* BEGIN DATA SUPPLIED *

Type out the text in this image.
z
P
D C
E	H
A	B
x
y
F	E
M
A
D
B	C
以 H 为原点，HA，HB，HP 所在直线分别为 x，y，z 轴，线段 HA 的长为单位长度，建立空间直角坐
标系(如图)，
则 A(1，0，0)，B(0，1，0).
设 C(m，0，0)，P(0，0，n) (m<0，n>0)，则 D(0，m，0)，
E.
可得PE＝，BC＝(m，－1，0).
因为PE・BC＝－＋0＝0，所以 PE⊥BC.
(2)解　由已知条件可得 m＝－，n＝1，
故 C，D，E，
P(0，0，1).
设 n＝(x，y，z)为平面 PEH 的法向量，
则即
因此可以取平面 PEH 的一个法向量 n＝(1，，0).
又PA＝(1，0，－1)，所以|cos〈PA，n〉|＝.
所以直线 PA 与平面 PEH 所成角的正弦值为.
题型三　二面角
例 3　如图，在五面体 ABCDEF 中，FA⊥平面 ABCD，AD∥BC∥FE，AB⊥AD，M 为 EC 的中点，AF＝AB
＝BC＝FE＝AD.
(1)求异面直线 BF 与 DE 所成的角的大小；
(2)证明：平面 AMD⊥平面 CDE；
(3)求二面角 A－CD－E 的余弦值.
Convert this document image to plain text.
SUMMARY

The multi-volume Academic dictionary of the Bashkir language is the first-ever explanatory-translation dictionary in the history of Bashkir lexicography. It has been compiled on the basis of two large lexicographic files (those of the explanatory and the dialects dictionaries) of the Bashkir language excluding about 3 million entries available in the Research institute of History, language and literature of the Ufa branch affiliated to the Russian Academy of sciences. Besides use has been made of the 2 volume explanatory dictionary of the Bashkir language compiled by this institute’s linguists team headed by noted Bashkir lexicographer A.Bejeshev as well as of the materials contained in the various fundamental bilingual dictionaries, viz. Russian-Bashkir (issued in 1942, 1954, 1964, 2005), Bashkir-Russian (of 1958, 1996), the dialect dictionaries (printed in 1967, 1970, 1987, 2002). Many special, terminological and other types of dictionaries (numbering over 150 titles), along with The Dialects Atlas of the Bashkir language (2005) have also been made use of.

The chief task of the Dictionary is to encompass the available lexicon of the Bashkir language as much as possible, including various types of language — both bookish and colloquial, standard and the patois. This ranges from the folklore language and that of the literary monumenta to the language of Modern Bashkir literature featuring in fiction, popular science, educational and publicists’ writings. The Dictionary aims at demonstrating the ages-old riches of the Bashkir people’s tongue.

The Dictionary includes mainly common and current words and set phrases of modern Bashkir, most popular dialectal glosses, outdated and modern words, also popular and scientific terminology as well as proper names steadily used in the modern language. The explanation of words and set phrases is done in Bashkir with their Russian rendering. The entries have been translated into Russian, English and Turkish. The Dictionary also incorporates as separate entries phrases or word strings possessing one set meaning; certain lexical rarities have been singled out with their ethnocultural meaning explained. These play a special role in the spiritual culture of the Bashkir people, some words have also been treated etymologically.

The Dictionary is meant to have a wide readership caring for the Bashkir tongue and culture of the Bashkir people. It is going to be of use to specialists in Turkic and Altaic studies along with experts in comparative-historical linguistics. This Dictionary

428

* END DATA SUPPLIED *

Scan the lines for the string "image". Pick out every line that has it.

*EXERCISE SOLUTION:*
Type out the text in this image.
Convert this document image to plain text.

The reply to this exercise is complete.